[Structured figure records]
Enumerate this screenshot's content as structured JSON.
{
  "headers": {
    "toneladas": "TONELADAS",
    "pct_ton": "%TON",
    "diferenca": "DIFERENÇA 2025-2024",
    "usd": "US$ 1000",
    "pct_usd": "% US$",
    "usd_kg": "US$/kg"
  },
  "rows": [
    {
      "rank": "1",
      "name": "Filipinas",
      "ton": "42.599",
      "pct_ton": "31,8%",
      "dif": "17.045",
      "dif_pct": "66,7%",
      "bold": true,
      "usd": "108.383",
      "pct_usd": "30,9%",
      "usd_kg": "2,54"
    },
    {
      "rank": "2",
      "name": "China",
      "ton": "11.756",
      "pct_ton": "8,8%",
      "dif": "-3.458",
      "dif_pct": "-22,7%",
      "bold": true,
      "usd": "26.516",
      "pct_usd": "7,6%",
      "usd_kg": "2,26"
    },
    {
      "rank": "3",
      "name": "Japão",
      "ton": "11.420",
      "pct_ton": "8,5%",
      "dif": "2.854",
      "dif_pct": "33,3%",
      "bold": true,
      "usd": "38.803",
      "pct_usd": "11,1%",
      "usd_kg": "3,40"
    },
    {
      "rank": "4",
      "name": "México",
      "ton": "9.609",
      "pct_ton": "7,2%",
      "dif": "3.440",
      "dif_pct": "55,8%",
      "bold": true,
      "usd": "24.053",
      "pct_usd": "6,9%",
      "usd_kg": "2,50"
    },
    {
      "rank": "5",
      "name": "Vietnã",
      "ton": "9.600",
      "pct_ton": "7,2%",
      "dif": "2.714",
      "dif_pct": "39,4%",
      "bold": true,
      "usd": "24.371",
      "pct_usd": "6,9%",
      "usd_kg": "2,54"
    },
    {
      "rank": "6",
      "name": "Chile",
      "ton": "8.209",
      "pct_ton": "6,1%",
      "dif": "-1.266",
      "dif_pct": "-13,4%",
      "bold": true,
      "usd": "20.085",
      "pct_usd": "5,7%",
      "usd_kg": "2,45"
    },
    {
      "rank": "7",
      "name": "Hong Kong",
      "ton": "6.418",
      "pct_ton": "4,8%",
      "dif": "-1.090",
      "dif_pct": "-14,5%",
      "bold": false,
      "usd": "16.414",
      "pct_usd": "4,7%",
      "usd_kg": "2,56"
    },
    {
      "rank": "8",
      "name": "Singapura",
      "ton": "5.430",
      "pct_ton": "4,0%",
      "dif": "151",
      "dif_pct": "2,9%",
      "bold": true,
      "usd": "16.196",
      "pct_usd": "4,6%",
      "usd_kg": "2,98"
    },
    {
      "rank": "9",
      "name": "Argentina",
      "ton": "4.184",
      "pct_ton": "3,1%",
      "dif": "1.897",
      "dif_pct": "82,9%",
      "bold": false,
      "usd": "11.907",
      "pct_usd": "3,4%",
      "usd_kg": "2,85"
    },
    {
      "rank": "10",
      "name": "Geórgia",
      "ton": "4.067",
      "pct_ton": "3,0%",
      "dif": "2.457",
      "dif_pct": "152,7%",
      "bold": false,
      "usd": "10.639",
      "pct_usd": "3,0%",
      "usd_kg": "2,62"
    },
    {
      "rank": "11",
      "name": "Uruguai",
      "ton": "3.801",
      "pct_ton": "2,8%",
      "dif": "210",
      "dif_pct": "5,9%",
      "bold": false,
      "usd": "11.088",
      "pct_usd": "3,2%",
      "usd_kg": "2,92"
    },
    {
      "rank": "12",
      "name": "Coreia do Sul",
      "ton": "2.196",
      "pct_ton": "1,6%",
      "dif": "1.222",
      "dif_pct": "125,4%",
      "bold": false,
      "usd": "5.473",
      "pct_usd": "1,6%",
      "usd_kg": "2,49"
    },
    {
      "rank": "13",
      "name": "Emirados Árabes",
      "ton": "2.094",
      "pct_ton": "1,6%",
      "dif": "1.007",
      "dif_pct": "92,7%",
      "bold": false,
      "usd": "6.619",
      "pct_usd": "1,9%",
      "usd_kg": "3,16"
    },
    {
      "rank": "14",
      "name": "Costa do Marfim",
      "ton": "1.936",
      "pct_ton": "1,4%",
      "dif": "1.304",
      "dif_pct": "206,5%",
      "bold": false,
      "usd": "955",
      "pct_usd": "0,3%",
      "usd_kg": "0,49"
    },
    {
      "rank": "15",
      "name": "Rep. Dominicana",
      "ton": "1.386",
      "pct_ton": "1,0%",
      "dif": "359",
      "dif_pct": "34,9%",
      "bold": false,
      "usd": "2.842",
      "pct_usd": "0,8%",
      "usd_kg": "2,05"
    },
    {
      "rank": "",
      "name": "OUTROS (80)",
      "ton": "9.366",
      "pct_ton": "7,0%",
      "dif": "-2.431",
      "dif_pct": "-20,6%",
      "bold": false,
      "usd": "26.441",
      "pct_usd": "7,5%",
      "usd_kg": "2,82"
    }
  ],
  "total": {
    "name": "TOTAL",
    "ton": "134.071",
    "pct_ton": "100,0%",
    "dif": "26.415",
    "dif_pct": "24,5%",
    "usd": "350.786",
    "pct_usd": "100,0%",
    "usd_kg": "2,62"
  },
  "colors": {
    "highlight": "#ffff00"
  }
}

• What you have to do
Write out all the records above again, exactly as they stand.

• Result
Enumerate this screenshot's content as structured JSON.
{
  "headers": {
    "toneladas": "TONELADAS",
    "pct_ton": "%TON",
    "diferenca": "DIFERENÇA 2025-2024",
    "usd": "US$ 1000",
    "pct_usd": "% US$",
    "usd_kg": "US$/kg"
  },
  "rows": [
    {
      "rank": "1",
      "name": "Filipinas",
      "ton": "42.599",
      "pct_ton": "31,8%",
      "dif": "17.045",
      "dif_pct": "66,7%",
      "bold": true,
      "usd": "108.383",
      "pct_usd": "30,9%",
      "usd_kg": "2,54"
    },
    {
      "rank": "2",
      "name": "China",
      "ton": "11.756",
      "pct_ton": "8,8%",
      "dif": "-3.458",
      "dif_pct": "-22,7%",
      "bold": true,
      "usd": "26.516",
      "pct_usd": "7,6%",
      "usd_kg": "2,26"
    },
    {
      "rank": "3",
      "name": "Japão",
      "ton": "11.420",
      "pct_ton": "8,5%",
      "dif": "2.854",
      "dif_pct": "33,3%",
      "bold": true,
      "usd": "38.803",
      "pct_usd": "11,1%",
      "usd_kg": "3,40"
    },
    {
      "rank": "4",
      "name": "México",
      "ton": "9.609",
      "pct_ton": "7,2%",
      "dif": "3.440",
      "dif_pct": "55,8%",
      "bold": true,
      "usd": "24.053",
      "pct_usd": "6,9%",
      "usd_kg": "2,50"
    },
    {
      "rank": "5",
      "name": "Vietnã",
      "ton": "9.600",
      "pct_ton": "7,2%",
      "dif": "2.714",
      "dif_pct": "39,4%",
      "bold": true,
      "usd": "24.371",
      "pct_usd": "6,9%",
      "usd_kg": "2,54"
    },
    {
      "rank": "6",
      "name": "Chile",
      "ton": "8.209",
      "pct_ton": "6,1%",
      "dif": "-1.266",
      "dif_pct": "-13,4%",
      "bold": true,
      "usd": "20.085",
      "pct_usd": "5,7%",
      "usd_kg": "2,45"
    },
    {
      "rank": "7",
      "name": "Hong Kong",
      "ton": "6.418",
      "pct_ton": "4,8%",
      "dif": "-1.090",
      "dif_pct": "-14,5%",
      "bold": false,
      "usd": "16.414",
      "pct_usd": "4,7%",
      "usd_kg": "2,56"
    },
    {
      "rank": "8",
      "name": "Singapura",
      "ton": "5.430",
      "pct_ton": "4,0%",
      "dif": "151",
      "dif_pct": "2,9%",
      "bold": true,
      "usd": "16.196",
      "pct_usd": "4,6%",
      "usd_kg": "2,98"
    },
    {
      "rank": "9",
      "name": "Argentina",
      "ton": "4.184",
      "pct_ton": "3,1%",
      "dif": "1.897",
      "dif_pct": "82,9%",
      "bold": false,
      "usd": "11.907",
      "pct_usd": "3,4%",
      "usd_kg": "2,85"
    },
    {
      "rank": "10",
      "name": "Geórgia",
      "ton": "4.067",
      "pct_ton": "3,0%",
      "dif": "2.457",
      "dif_pct": "152,7%",
      "bold": false,
      "usd": "10.639",
      "pct_usd": "3,0%",
      "usd_kg": "2,62"
    },
    {
      "rank": "11",
      "name": "Uruguai",
      "ton": "3.801",
      "pct_ton": "2,8%",
      "dif": "210",
      "dif_pct": "5,9%",
      "bold": false,
      "usd": "11.088",
      "pct_usd": "3,2%",
      "usd_kg": "2,92"
    },
    {
      "rank": "12",
      "name": "Coreia do Sul",
      "ton": "2.196",
      "pct_ton": "1,6%",
      "dif": "1.222",
      "dif_pct": "125,4%",
      "bold": false,
      "usd": "5.473",
      "pct_usd": "1,6%",
      "usd_kg": "2,49"
    },
    {
      "rank": "13",
      "name": "Emirados Árabes",
      "ton": "2.094",
      "pct_ton": "1,6%",
      "dif": "1.007",
      "dif_pct": "92,7%",
      "bold": false,
      "usd": "6.619",
      "pct_usd": "1,9%",
      "usd_kg": "3,16"
    },
    {
      "rank": "14",
      "name": "Costa do Marfim",
      "ton": "1.936",
      "pct_ton": "1,4%",
      "dif": "1.304",
      "dif_pct": "206,5%",
      "bold": false,
      "usd": "955",
      "pct_usd": "0,3%",
      "usd_kg": "0,49"
    },
    {
      "rank": "15",
      "name": "Rep. Dominicana",
      "ton": "1.386",
      "pct_ton": "1,0%",
      "dif": "359",
      "dif_pct": "34,9%",
      "bold": false,
      "usd": "2.842",
      "pct_usd": "0,8%",
      "usd_kg": "2,05"
    },
    {
      "rank": "",
      "name": "OUTROS (80)",
      "ton": "9.366",
      "pct_ton": "7,0%",
      "dif": "-2.431",
      "dif_pct": "-20,6%",
      "bold": false,
      "usd": "26.441",
      "pct_usd": "7,5%",
      "usd_kg": "2,82"
    }
  ],
  "total": {
    "name": "TOTAL",
    "ton": "134.071",
    "pct_ton": "100,0%",
    "dif": "26.415",
    "dif_pct": "24,5%",
    "usd": "350.786",
    "pct_usd": "100,0%",
    "usd_kg": "2,62"
  },
  "colors": {
    "highlight": "#ffff00"
  }
}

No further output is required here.